## Items from a data source

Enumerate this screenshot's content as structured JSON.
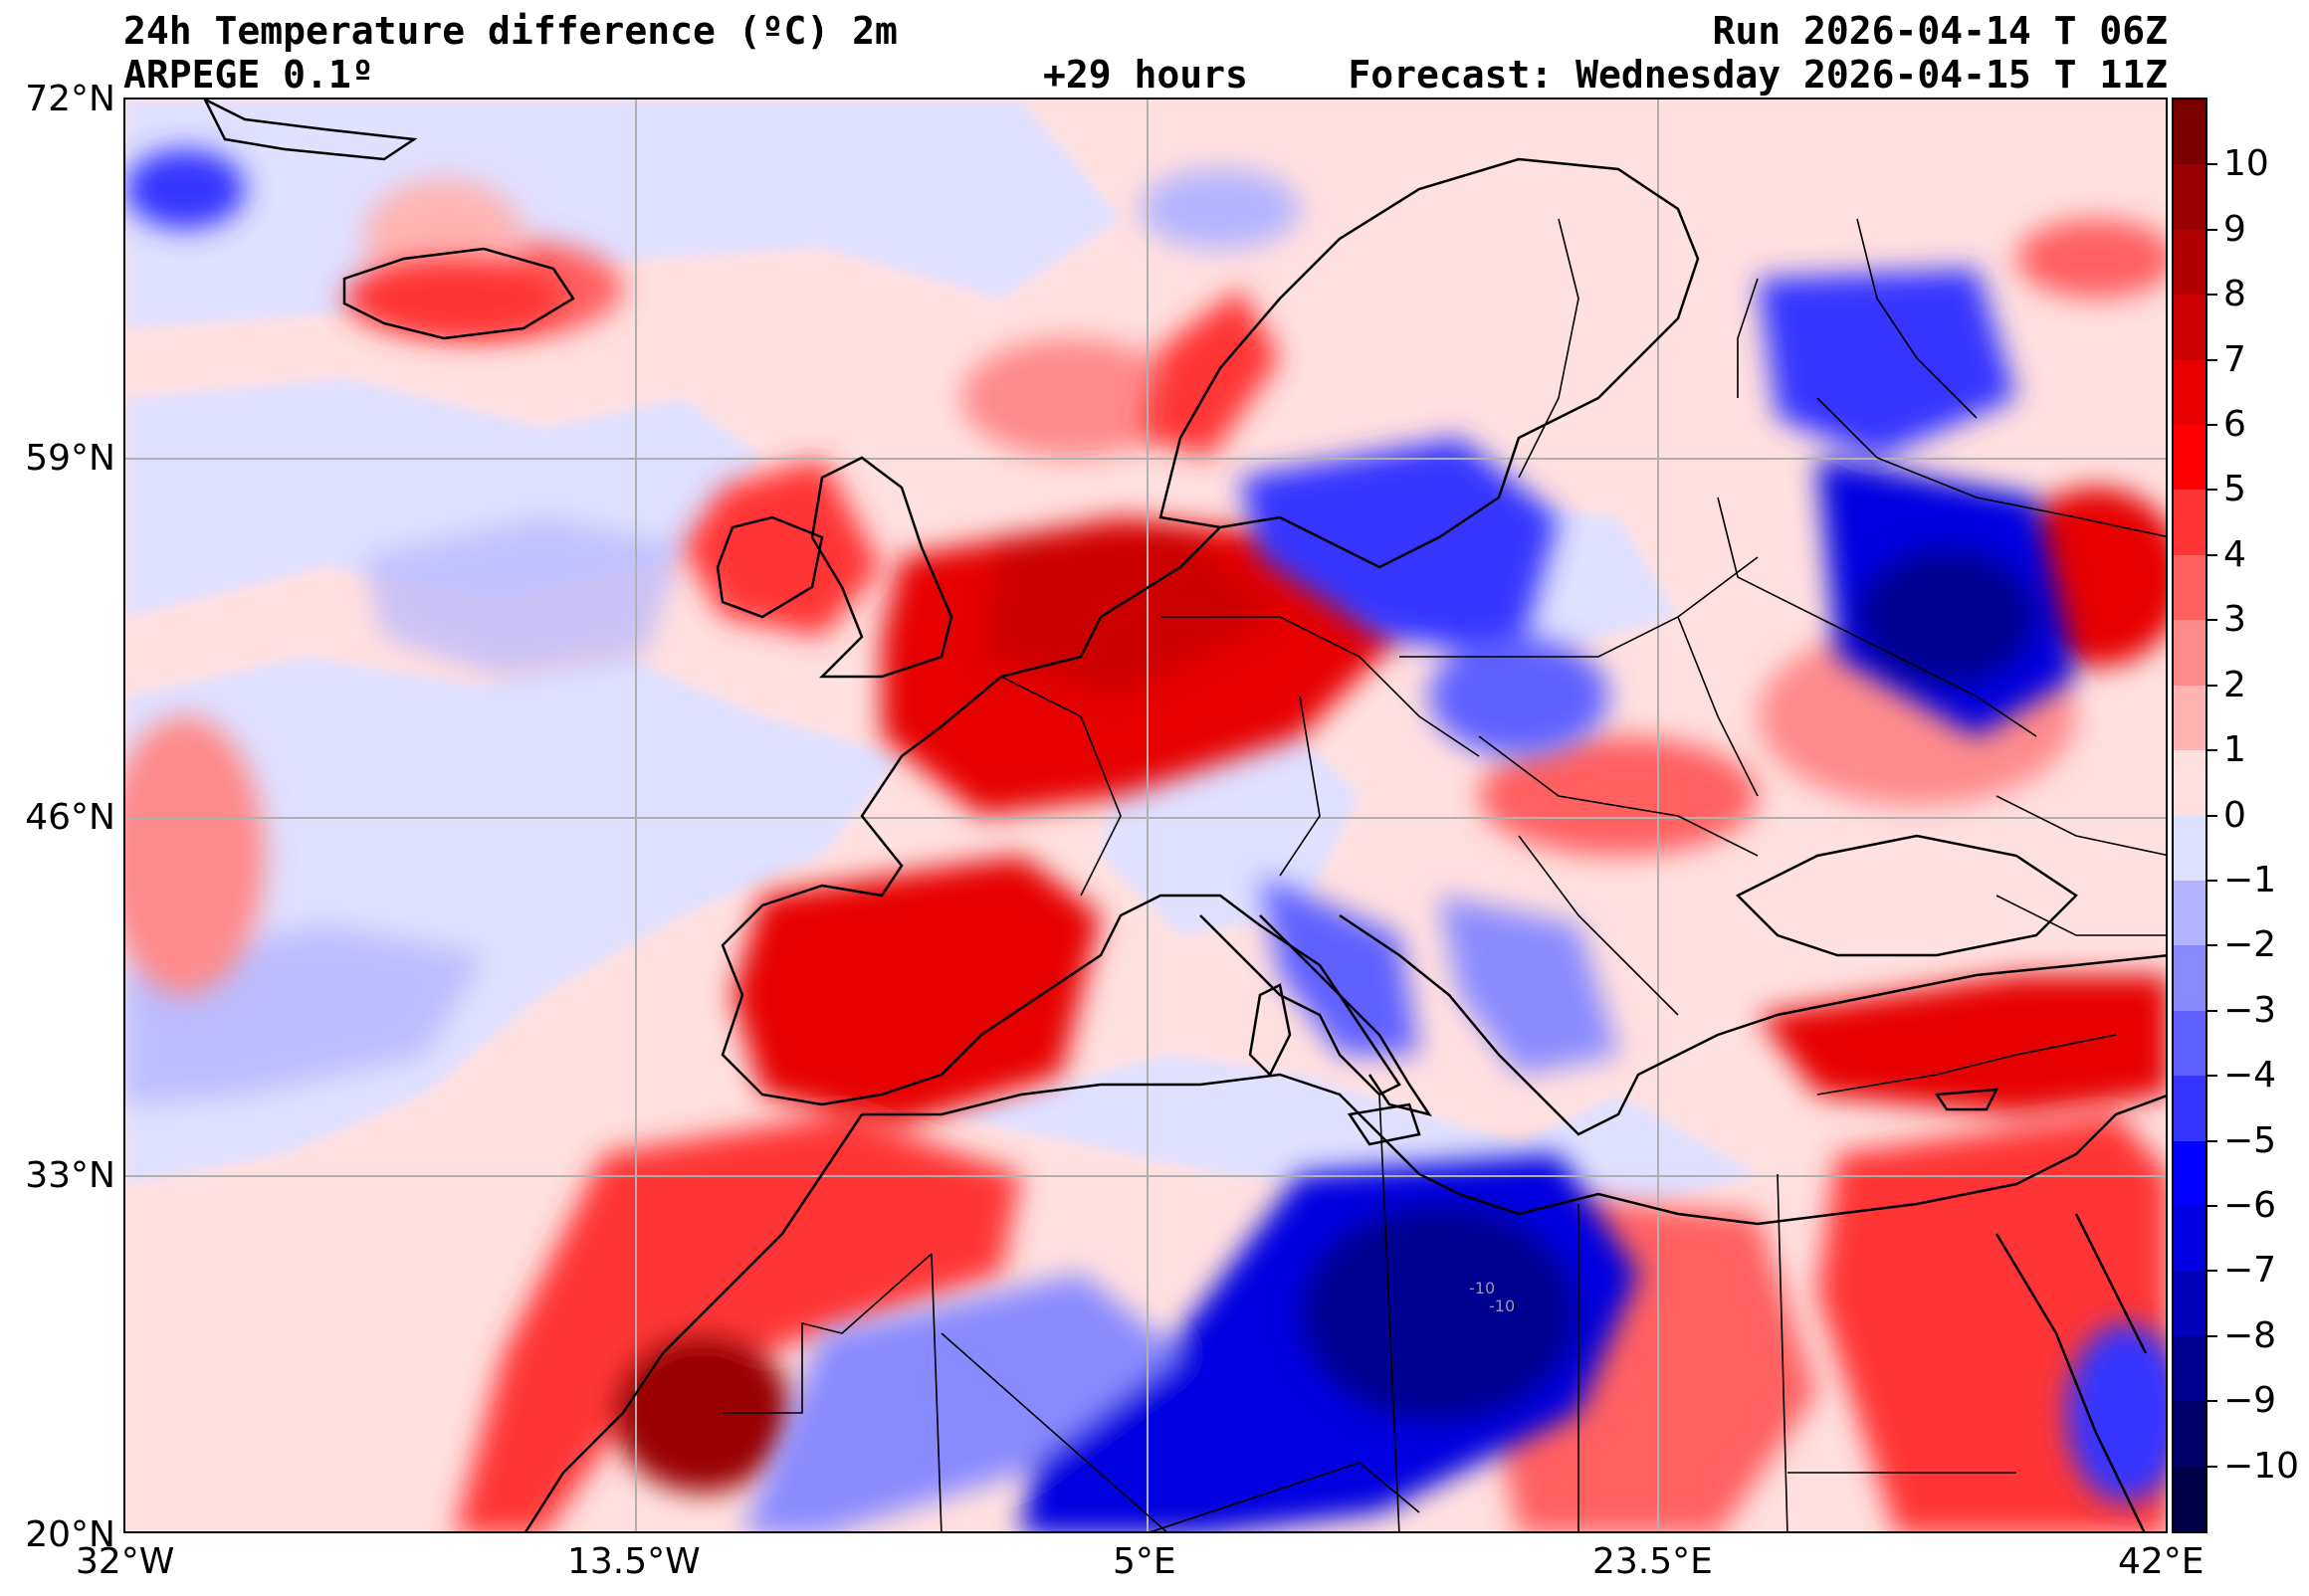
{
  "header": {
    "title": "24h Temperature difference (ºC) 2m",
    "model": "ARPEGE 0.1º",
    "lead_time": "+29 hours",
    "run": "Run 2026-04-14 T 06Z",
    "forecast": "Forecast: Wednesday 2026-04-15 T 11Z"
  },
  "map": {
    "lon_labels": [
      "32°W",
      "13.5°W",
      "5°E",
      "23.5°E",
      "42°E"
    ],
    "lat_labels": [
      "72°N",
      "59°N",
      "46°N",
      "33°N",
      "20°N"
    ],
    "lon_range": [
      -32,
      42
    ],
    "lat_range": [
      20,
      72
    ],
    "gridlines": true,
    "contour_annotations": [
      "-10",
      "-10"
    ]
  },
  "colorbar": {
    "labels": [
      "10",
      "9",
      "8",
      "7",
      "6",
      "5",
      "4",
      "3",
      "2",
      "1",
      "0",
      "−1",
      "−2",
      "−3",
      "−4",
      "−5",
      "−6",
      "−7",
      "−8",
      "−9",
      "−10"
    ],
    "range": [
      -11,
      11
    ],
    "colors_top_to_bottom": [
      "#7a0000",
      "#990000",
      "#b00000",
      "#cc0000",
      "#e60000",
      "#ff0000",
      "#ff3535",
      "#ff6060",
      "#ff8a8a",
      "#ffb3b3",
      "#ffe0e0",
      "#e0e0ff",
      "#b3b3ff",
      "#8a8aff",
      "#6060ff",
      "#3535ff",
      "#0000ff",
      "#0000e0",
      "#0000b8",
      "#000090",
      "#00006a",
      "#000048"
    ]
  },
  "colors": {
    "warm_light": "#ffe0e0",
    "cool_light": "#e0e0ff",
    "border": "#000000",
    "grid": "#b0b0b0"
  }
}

## Required work
Print every record above exactly as written, leaving out the pictures.

## Output below
Enumerate this screenshot's content as structured JSON.
{
  "header": {
    "title": "24h Temperature difference (ºC) 2m",
    "model": "ARPEGE 0.1º",
    "lead_time": "+29 hours",
    "run": "Run 2026-04-14 T 06Z",
    "forecast": "Forecast: Wednesday 2026-04-15 T 11Z"
  },
  "map": {
    "lon_labels": [
      "32°W",
      "13.5°W",
      "5°E",
      "23.5°E",
      "42°E"
    ],
    "lat_labels": [
      "72°N",
      "59°N",
      "46°N",
      "33°N",
      "20°N"
    ],
    "lon_range": [
      -32,
      42
    ],
    "lat_range": [
      20,
      72
    ],
    "gridlines": true,
    "contour_annotations": [
      "-10",
      "-10"
    ]
  },
  "colorbar": {
    "labels": [
      "10",
      "9",
      "8",
      "7",
      "6",
      "5",
      "4",
      "3",
      "2",
      "1",
      "0",
      "−1",
      "−2",
      "−3",
      "−4",
      "−5",
      "−6",
      "−7",
      "−8",
      "−9",
      "−10"
    ],
    "range": [
      -11,
      11
    ],
    "colors_top_to_bottom": [
      "#7a0000",
      "#990000",
      "#b00000",
      "#cc0000",
      "#e60000",
      "#ff0000",
      "#ff3535",
      "#ff6060",
      "#ff8a8a",
      "#ffb3b3",
      "#ffe0e0",
      "#e0e0ff",
      "#b3b3ff",
      "#8a8aff",
      "#6060ff",
      "#3535ff",
      "#0000ff",
      "#0000e0",
      "#0000b8",
      "#000090",
      "#00006a",
      "#000048"
    ]
  },
  "colors": {
    "warm_light": "#ffe0e0",
    "cool_light": "#e0e0ff",
    "border": "#000000",
    "grid": "#b0b0b0"
  }
}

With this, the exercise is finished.